TASK REQUIREMENTS =
**1.** In the report on insurers and empathy, what reason does Zurich's chief customer officer give for why empathy matters to a company? Answer in one to three sentences.
**2.** From the report on insurers and empathy, extract the passage starting at "Customers think insurers" and ending at "over 24/7 availability.".
**3.** Extend the article about Zurich's empathy survey by writing what comes next after its final sentence.

PAGE EXCERPT =
-----

Customers think insurers lack empathy despite the personal nature of the services they provide, Zurich says in a report based on a global survey.

About 88% of consumer respondents believe empathy is important in financial services, and 63% say the sector is genuinely empathetic.

Some 71% believe artificial intelligence cannot recreate genuine human connections and 92% value direct human interaction over 24/7 availability.

“In an AI-driven world, the need for authentic human connection hasn’t disappeared, it has deepened,” Zurich chief customer officer Conny Kalcher said. “Empathy is both the foundation of meaningful relationships, and part of a company’s competitive edge.”

The report says that “of all the sectors surveyed, insurance faces an urgent empathy challenge and a powerful opportunity for transformation ... Empathy is perceived to be in short supply.”

The study, in collaboration with Stanford Social Neuroscience Lab director Jamil Zaki, draws on a YouGov survey of more than 11,500 consumers across 11 countries including Australia.

-----

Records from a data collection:

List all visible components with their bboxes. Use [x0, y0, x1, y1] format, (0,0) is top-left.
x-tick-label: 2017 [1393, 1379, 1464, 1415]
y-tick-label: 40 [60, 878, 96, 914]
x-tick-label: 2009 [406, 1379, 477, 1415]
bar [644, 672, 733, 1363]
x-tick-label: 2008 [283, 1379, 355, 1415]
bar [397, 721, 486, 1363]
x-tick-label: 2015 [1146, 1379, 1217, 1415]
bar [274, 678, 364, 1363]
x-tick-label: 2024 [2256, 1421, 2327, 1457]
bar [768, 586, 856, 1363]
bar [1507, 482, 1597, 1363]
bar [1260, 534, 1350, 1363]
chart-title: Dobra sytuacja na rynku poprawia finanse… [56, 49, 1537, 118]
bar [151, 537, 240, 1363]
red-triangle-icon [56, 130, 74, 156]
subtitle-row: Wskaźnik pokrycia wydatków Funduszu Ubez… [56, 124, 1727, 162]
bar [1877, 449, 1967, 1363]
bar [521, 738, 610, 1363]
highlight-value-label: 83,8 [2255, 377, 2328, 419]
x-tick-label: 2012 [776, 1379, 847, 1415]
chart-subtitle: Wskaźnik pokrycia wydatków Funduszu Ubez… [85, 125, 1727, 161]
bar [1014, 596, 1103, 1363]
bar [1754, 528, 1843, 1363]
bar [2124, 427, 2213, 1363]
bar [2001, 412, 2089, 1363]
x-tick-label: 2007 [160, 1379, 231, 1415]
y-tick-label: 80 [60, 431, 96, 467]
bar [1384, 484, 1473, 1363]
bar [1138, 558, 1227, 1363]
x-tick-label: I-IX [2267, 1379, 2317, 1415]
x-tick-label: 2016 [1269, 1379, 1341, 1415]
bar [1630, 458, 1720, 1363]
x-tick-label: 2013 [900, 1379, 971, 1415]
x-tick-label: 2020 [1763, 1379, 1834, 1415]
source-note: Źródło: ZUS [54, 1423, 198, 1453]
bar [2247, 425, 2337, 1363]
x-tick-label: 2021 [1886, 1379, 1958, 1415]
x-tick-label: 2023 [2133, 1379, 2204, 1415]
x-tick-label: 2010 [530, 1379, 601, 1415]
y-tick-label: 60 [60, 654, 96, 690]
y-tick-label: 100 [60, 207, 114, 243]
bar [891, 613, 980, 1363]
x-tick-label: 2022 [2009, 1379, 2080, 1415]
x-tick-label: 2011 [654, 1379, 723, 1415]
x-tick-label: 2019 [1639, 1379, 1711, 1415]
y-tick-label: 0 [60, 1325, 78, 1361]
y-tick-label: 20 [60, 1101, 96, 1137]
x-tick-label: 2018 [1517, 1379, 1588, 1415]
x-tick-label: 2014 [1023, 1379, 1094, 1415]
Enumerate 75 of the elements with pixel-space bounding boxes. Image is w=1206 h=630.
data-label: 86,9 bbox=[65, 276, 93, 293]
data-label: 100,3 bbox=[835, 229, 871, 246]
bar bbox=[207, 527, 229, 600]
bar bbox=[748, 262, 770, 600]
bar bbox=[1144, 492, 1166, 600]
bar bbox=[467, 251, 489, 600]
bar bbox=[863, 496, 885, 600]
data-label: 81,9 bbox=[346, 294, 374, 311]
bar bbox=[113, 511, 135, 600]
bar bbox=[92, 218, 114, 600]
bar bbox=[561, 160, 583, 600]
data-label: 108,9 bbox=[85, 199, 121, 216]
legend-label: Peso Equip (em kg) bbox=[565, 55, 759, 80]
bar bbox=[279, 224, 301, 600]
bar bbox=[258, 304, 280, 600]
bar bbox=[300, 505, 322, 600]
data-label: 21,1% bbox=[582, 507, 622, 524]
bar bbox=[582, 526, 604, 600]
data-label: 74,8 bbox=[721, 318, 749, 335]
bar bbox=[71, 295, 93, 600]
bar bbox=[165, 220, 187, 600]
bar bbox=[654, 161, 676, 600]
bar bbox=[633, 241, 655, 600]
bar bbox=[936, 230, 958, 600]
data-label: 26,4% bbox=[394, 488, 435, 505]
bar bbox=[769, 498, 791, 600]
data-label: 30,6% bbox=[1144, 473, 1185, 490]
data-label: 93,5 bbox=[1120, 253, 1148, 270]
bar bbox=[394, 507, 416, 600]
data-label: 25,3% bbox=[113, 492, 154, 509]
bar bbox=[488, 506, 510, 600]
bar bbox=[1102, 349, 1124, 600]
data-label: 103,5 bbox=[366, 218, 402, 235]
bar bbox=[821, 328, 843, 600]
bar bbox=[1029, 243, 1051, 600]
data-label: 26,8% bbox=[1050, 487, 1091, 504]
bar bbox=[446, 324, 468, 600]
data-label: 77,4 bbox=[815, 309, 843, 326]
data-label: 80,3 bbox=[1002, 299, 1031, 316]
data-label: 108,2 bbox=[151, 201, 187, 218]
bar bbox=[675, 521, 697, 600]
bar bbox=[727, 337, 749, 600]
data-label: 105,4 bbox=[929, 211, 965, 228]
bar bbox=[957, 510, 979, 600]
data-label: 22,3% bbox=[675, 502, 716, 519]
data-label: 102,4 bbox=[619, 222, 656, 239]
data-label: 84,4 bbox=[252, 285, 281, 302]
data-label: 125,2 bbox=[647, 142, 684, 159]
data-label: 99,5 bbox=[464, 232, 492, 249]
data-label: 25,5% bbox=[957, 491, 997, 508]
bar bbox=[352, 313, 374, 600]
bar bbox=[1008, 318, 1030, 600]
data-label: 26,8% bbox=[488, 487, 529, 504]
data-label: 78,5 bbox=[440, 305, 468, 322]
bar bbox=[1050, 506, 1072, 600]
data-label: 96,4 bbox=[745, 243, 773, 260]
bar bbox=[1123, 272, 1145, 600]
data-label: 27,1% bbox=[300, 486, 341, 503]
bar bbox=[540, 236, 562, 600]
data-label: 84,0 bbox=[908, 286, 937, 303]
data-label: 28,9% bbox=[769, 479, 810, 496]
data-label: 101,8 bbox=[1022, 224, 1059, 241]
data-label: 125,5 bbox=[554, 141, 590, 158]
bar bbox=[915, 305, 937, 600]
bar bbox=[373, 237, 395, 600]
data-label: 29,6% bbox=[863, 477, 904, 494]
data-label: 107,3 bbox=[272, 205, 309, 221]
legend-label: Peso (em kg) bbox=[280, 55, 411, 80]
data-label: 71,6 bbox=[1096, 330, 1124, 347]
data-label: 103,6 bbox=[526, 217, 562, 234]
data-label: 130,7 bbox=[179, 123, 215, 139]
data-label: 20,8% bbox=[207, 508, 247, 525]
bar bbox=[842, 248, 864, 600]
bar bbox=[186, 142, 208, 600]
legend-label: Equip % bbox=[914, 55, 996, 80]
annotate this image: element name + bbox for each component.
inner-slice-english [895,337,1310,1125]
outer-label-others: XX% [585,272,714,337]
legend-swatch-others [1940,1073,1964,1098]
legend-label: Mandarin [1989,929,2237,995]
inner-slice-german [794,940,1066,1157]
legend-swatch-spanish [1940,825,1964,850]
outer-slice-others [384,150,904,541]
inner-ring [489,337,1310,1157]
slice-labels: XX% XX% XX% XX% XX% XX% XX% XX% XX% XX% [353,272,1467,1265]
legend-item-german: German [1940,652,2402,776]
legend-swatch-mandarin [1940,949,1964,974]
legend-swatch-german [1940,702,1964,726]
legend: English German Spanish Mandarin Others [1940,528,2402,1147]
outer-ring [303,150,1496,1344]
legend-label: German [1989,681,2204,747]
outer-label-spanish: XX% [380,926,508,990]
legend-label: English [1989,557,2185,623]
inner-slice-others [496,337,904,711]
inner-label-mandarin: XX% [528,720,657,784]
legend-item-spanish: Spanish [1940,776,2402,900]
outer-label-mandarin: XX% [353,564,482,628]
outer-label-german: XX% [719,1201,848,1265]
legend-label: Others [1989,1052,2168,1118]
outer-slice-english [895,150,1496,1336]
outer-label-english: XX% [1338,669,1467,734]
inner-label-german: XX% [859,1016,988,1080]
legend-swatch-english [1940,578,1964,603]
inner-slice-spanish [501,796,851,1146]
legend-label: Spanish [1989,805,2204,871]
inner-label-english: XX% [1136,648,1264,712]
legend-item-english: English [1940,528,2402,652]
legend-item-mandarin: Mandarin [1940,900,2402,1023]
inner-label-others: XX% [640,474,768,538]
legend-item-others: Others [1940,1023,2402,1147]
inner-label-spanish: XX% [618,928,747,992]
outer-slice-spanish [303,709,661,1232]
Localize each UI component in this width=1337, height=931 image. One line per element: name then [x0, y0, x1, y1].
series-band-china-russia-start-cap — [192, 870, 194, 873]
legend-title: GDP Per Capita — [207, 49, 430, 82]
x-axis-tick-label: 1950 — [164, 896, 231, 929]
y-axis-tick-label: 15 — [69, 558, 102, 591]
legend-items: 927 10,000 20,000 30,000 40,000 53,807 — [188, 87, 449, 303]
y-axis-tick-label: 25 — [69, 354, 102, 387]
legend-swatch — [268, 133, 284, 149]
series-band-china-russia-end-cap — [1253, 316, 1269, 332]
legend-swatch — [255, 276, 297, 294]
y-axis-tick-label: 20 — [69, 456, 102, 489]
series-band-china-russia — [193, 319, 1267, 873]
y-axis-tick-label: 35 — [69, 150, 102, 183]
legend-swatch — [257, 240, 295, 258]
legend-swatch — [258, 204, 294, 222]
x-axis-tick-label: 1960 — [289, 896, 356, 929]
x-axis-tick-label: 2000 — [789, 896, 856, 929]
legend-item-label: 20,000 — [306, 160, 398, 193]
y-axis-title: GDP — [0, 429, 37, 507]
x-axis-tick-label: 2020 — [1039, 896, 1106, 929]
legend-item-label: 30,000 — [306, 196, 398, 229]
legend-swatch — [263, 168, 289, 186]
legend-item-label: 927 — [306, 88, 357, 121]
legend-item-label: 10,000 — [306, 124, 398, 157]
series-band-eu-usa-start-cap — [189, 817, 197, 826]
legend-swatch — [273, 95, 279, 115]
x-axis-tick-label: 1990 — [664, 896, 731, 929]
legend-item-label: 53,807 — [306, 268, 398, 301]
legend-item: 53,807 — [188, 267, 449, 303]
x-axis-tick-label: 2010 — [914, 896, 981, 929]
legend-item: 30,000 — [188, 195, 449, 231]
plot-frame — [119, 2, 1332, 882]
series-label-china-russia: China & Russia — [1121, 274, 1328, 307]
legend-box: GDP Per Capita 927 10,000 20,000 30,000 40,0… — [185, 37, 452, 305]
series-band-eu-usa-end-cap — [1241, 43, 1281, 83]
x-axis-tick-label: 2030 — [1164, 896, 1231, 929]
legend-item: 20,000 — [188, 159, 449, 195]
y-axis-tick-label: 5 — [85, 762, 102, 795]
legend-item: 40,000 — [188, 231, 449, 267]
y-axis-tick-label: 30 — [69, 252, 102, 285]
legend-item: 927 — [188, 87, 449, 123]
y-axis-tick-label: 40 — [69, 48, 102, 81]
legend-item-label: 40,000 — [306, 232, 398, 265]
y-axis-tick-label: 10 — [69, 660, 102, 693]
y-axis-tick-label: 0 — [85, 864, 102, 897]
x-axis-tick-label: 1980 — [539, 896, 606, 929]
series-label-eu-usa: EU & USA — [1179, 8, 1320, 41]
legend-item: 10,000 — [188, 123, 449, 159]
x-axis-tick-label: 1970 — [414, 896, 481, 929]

-----

EXERCISE RESULTS =
**1.** Conny Kalcher says empathy is the foundation of meaningful relationships. Kalcher adds that it is also part of a company's competitive edge.

**2.**
Customers think insurers lack empathy despite the personal nature of the services they provide, Zurich says in a report based on a global survey.

About 88% of consumer respondents believe empathy is important in financial services, and 63% say the sector is genuinely empathetic.

Some 71% believe artificial intelligence cannot recreate genuine human connections and 92% value direct human interaction over 24/7 availability.

**3.**
Zurich says academic research indicates empathy is not just innate, it can be taught, scaled and embedded into business operations with measurable results.

Dr Zaki says customers expect to be seen and understood.

“Empathy challenges vary across industries, but its impact is universal,” he said. “In sectors like insurance and healthcare, where people face life’s hardest moments, empathy can build trust – or break it.”

The report says that while leveraging AI for efficiency, organisations must prioritise human connection in critical customer interactions, understanding that technology augments but does not replace authentic emotional engagement.

About 73% of survey respondents would avoid using companies that lack empathy towards their situation, while 43% have quit a brand in the past because of this.

Empathy was rated the fifth most important factor in brand choice in Australia, Italy, Spain, Portugal, Germany, Switzerland and Malaysia.

It ranked sixth in Chile and Brazil and seventh in the US and UK.